> Task details: Lines containing the string "triggers" are to be counted; report the number and nothing more.

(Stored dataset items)
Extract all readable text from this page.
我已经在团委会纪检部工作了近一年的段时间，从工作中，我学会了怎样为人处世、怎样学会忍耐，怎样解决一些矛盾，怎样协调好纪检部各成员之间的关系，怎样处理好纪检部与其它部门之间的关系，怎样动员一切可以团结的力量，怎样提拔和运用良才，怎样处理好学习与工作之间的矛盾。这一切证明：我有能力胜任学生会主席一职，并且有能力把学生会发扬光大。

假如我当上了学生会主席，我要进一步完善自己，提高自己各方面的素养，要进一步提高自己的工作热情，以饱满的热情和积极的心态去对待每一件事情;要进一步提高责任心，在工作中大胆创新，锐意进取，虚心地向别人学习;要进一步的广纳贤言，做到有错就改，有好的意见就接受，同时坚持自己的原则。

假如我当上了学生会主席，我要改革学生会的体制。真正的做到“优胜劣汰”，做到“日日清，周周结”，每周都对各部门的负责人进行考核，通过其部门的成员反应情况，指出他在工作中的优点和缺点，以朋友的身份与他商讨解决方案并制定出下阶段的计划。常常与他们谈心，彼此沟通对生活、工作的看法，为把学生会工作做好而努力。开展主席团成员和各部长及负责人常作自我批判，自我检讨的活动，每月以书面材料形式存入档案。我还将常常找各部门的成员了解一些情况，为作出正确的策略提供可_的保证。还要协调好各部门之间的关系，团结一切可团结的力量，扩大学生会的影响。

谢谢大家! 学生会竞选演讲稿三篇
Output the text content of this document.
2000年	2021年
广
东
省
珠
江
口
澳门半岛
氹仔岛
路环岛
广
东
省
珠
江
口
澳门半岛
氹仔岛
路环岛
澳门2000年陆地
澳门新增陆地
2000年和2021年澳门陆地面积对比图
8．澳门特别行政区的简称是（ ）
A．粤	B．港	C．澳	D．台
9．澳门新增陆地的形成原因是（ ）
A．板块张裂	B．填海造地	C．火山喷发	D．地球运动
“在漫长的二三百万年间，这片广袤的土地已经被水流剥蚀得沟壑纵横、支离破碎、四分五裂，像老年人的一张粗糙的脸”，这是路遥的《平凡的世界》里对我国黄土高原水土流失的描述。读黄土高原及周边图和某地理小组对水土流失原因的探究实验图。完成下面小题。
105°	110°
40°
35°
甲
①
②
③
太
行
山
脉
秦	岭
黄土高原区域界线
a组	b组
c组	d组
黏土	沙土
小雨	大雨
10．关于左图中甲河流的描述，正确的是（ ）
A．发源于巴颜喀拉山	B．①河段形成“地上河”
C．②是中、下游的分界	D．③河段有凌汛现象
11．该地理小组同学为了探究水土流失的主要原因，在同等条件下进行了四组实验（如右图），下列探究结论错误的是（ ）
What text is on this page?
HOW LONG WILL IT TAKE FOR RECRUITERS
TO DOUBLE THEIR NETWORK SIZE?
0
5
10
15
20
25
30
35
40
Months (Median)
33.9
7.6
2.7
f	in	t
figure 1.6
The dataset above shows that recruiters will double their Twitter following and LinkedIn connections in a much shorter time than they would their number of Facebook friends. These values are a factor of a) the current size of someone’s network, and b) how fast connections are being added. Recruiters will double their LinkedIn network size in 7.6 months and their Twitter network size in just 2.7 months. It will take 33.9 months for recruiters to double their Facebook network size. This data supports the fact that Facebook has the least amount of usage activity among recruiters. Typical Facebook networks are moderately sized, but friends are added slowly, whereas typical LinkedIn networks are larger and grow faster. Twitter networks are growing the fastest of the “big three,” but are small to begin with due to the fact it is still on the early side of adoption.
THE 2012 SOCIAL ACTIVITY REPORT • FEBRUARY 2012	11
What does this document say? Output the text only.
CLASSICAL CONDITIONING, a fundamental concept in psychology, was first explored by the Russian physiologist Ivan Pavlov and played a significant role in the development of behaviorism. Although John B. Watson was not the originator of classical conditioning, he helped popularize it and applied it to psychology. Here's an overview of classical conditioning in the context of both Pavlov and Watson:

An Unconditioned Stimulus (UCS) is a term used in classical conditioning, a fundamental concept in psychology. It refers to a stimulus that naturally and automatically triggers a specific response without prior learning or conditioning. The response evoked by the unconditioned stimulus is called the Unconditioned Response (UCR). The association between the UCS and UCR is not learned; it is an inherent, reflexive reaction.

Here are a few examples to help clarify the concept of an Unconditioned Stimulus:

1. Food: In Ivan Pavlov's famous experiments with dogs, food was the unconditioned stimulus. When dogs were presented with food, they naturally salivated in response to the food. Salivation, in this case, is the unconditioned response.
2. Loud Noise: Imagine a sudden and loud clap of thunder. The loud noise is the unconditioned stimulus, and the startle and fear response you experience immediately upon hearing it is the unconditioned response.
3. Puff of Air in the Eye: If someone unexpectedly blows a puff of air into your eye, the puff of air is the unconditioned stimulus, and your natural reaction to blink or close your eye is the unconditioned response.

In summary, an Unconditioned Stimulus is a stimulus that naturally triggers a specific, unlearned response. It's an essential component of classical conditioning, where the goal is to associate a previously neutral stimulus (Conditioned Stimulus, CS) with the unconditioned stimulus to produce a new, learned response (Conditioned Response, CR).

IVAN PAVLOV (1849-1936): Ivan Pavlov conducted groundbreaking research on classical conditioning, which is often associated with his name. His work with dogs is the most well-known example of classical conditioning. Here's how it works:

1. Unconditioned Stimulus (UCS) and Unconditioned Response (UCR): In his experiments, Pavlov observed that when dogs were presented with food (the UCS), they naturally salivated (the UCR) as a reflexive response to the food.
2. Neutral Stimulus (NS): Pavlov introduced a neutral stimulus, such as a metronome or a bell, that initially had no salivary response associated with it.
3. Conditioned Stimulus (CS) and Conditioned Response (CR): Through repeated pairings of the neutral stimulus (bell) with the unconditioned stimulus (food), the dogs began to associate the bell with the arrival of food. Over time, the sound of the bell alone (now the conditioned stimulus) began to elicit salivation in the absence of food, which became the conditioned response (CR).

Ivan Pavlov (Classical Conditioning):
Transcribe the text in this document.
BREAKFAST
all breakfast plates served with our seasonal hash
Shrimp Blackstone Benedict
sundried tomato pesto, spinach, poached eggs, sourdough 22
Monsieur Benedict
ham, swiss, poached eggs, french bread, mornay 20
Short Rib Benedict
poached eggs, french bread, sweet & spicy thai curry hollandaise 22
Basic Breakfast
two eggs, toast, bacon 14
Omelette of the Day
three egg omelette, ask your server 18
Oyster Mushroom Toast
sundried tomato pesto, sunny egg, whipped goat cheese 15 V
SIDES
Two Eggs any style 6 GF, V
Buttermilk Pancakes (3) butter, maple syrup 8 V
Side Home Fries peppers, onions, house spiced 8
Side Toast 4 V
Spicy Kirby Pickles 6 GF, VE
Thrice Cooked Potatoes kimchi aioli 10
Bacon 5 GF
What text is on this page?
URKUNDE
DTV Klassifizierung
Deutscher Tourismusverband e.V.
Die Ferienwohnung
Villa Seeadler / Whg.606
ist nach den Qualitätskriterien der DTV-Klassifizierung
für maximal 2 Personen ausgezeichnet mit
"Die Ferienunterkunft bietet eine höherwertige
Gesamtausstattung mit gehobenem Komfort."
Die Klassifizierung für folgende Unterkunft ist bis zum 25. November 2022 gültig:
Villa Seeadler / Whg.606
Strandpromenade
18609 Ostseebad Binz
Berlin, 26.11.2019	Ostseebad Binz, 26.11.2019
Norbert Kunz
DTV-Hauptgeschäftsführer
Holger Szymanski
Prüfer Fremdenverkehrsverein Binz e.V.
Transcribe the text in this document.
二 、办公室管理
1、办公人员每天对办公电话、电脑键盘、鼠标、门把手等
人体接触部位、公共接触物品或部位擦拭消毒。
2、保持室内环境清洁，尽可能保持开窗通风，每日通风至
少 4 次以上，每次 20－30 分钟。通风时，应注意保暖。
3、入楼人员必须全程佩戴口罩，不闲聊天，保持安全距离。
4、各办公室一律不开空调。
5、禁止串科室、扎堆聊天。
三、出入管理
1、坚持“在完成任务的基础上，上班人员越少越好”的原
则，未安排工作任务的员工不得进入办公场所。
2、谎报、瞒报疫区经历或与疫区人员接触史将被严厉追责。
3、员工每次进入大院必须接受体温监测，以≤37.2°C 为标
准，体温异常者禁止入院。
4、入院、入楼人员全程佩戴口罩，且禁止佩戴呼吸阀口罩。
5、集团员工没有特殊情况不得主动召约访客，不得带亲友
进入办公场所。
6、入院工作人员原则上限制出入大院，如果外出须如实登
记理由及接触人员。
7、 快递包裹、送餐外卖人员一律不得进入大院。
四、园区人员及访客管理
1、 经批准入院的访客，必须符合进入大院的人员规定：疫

> Final answer: 2